Exact duplicates of all the records are needed.

*** Opening of RECORDS SHOWN ***

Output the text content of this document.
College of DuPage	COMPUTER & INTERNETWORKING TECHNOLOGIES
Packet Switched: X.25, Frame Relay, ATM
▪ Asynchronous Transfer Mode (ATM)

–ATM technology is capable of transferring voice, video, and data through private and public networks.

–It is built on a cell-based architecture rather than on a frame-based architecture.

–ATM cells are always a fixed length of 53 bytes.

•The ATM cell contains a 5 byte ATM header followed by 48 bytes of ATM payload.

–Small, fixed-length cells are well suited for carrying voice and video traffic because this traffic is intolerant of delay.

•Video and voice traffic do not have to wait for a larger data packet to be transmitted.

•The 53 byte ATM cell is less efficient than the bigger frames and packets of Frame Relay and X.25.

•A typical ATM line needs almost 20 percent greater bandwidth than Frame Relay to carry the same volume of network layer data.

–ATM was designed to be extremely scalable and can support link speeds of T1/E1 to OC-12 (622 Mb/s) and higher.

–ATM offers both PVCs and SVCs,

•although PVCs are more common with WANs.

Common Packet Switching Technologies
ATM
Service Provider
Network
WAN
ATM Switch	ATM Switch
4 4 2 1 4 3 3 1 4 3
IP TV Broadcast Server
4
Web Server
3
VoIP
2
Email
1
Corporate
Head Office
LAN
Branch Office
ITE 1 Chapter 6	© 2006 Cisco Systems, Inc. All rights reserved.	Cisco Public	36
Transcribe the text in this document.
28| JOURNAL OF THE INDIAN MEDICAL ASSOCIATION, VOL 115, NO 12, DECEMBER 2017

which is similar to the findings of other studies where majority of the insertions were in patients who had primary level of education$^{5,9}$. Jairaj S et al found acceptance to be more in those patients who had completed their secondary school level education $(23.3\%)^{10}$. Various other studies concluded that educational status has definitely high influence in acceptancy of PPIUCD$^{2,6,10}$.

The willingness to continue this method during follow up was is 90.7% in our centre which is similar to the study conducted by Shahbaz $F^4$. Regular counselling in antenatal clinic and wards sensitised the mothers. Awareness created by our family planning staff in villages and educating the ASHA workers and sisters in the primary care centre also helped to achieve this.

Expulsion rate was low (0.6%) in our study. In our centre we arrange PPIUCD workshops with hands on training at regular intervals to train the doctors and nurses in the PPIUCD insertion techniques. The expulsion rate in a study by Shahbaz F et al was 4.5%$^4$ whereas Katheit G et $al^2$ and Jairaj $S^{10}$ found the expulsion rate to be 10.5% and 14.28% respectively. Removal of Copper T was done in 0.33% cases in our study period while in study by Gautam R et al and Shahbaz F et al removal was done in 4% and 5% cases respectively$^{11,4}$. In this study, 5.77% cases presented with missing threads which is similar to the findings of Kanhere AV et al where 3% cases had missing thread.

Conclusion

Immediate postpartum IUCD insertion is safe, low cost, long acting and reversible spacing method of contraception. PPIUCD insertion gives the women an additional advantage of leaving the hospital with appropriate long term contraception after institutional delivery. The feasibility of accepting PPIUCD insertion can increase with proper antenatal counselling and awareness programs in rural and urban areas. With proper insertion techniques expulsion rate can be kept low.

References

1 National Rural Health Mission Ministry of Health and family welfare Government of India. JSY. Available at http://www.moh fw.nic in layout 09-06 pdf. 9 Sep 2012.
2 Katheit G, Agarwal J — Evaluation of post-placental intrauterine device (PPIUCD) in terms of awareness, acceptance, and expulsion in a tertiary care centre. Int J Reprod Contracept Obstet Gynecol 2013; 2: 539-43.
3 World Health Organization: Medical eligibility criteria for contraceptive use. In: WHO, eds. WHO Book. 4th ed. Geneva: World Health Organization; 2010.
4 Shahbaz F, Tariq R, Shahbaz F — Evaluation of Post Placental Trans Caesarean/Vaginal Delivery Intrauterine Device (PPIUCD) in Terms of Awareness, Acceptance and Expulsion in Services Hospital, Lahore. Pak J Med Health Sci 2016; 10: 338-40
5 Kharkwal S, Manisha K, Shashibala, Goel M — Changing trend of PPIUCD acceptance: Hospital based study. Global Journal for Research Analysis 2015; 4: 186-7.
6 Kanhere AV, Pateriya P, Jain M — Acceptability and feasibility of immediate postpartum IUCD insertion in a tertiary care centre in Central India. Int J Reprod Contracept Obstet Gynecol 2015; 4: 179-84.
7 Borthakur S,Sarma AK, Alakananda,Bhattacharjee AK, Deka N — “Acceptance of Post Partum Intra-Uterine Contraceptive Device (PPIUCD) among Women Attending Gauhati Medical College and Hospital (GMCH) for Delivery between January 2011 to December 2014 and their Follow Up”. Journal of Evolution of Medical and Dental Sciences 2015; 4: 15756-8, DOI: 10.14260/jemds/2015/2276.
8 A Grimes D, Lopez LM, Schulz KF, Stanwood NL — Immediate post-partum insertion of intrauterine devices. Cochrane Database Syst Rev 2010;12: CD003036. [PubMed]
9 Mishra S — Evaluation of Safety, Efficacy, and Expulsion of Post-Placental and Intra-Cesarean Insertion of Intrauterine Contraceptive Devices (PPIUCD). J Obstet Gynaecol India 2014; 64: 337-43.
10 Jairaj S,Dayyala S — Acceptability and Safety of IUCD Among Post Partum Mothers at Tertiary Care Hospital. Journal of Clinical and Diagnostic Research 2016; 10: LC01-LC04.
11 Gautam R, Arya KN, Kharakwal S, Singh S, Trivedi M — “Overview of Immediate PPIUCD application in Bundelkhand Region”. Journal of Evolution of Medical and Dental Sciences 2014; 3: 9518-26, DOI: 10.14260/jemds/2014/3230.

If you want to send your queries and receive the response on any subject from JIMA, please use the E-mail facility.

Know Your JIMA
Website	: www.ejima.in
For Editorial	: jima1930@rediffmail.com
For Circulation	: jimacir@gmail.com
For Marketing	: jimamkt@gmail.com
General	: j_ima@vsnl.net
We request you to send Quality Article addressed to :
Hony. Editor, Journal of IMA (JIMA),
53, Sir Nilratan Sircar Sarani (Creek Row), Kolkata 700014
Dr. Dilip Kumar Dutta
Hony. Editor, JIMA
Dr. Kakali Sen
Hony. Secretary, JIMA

*** Close of RECORDS SHOWN ***

**EXPECTED OUTPUT**
Output the text content of this document.
College of DuPage	COMPUTER & INTERNETWORKING TECHNOLOGIES
Packet Switched: X.25, Frame Relay, ATM
▪ Asynchronous Transfer Mode (ATM)

–ATM technology is capable of transferring voice, video, and data through private and public networks.

–It is built on a cell-based architecture rather than on a frame-based architecture.

–ATM cells are always a fixed length of 53 bytes.

•The ATM cell contains a 5 byte ATM header followed by 48 bytes of ATM payload.

–Small, fixed-length cells are well suited for carrying voice and video traffic because this traffic is intolerant of delay.

•Video and voice traffic do not have to wait for a larger data packet to be transmitted.

•The 53 byte ATM cell is less efficient than the bigger frames and packets of Frame Relay and X.25.

•A typical ATM line needs almost 20 percent greater bandwidth than Frame Relay to carry the same volume of network layer data.

–ATM was designed to be extremely scalable and can support link speeds of T1/E1 to OC-12 (622 Mb/s) and higher.

–ATM offers both PVCs and SVCs,

•although PVCs are more common with WANs.

Common Packet Switching Technologies
ATM
Service Provider
Network
WAN
ATM Switch	ATM Switch
4 4 2 1 4 3 3 1 4 3
IP TV Broadcast Server
4
Web Server
3
VoIP
2
Email
1
Corporate
Head Office
LAN
Branch Office
ITE 1 Chapter 6	© 2006 Cisco Systems, Inc. All rights reserved.	Cisco Public	36
Transcribe the text in this document.
28| JOURNAL OF THE INDIAN MEDICAL ASSOCIATION, VOL 115, NO 12, DECEMBER 2017

which is similar to the findings of other studies where majority of the insertions were in patients who had primary level of education$^{5,9}$. Jairaj S et al found acceptance to be more in those patients who had completed their secondary school level education $(23.3\%)^{10}$. Various other studies concluded that educational status has definitely high influence in acceptancy of PPIUCD$^{2,6,10}$.

The willingness to continue this method during follow up was is 90.7% in our centre which is similar to the study conducted by Shahbaz $F^4$. Regular counselling in antenatal clinic and wards sensitised the mothers. Awareness created by our family planning staff in villages and educating the ASHA workers and sisters in the primary care centre also helped to achieve this.

Expulsion rate was low (0.6%) in our study. In our centre we arrange PPIUCD workshops with hands on training at regular intervals to train the doctors and nurses in the PPIUCD insertion techniques. The expulsion rate in a study by Shahbaz F et al was 4.5%$^4$ whereas Katheit G et $al^2$ and Jairaj $S^{10}$ found the expulsion rate to be 10.5% and 14.28% respectively. Removal of Copper T was done in 0.33% cases in our study period while in study by Gautam R et al and Shahbaz F et al removal was done in 4% and 5% cases respectively$^{11,4}$. In this study, 5.77% cases presented with missing threads which is similar to the findings of Kanhere AV et al where 3% cases had missing thread.

Conclusion

Immediate postpartum IUCD insertion is safe, low cost, long acting and reversible spacing method of contraception. PPIUCD insertion gives the women an additional advantage of leaving the hospital with appropriate long term contraception after institutional delivery. The feasibility of accepting PPIUCD insertion can increase with proper antenatal counselling and awareness programs in rural and urban areas. With proper insertion techniques expulsion rate can be kept low.

References

1 National Rural Health Mission Ministry of Health and family welfare Government of India. JSY. Available at http://www.moh fw.nic in layout 09-06 pdf. 9 Sep 2012.
2 Katheit G, Agarwal J — Evaluation of post-placental intrauterine device (PPIUCD) in terms of awareness, acceptance, and expulsion in a tertiary care centre. Int J Reprod Contracept Obstet Gynecol 2013; 2: 539-43.
3 World Health Organization: Medical eligibility criteria for contraceptive use. In: WHO, eds. WHO Book. 4th ed. Geneva: World Health Organization; 2010.
4 Shahbaz F, Tariq R, Shahbaz F — Evaluation of Post Placental Trans Caesarean/Vaginal Delivery Intrauterine Device (PPIUCD) in Terms of Awareness, Acceptance and Expulsion in Services Hospital, Lahore. Pak J Med Health Sci 2016; 10: 338-40
5 Kharkwal S, Manisha K, Shashibala, Goel M — Changing trend of PPIUCD acceptance: Hospital based study. Global Journal for Research Analysis 2015; 4: 186-7.
6 Kanhere AV, Pateriya P, Jain M — Acceptability and feasibility of immediate postpartum IUCD insertion in a tertiary care centre in Central India. Int J Reprod Contracept Obstet Gynecol 2015; 4: 179-84.
7 Borthakur S,Sarma AK, Alakananda,Bhattacharjee AK, Deka N — “Acceptance of Post Partum Intra-Uterine Contraceptive Device (PPIUCD) among Women Attending Gauhati Medical College and Hospital (GMCH) for Delivery between January 2011 to December 2014 and their Follow Up”. Journal of Evolution of Medical and Dental Sciences 2015; 4: 15756-8, DOI: 10.14260/jemds/2015/2276.
8 A Grimes D, Lopez LM, Schulz KF, Stanwood NL — Immediate post-partum insertion of intrauterine devices. Cochrane Database Syst Rev 2010;12: CD003036. [PubMed]
9 Mishra S — Evaluation of Safety, Efficacy, and Expulsion of Post-Placental and Intra-Cesarean Insertion of Intrauterine Contraceptive Devices (PPIUCD). J Obstet Gynaecol India 2014; 64: 337-43.
10 Jairaj S,Dayyala S — Acceptability and Safety of IUCD Among Post Partum Mothers at Tertiary Care Hospital. Journal of Clinical and Diagnostic Research 2016; 10: LC01-LC04.
11 Gautam R, Arya KN, Kharakwal S, Singh S, Trivedi M — “Overview of Immediate PPIUCD application in Bundelkhand Region”. Journal of Evolution of Medical and Dental Sciences 2014; 3: 9518-26, DOI: 10.14260/jemds/2014/3230.

If you want to send your queries and receive the response on any subject from JIMA, please use the E-mail facility.

Know Your JIMA
Website	: www.ejima.in
For Editorial	: jima1930@rediffmail.com
For Circulation	: jimacir@gmail.com
For Marketing	: jimamkt@gmail.com
General	: j_ima@vsnl.net
We request you to send Quality Article addressed to :
Hony. Editor, Journal of IMA (JIMA),
53, Sir Nilratan Sircar Sarani (Creek Row), Kolkata 700014
Dr. Dilip Kumar Dutta
Hony. Editor, JIMA
Dr. Kakali Sen
Hony. Secretary, JIMA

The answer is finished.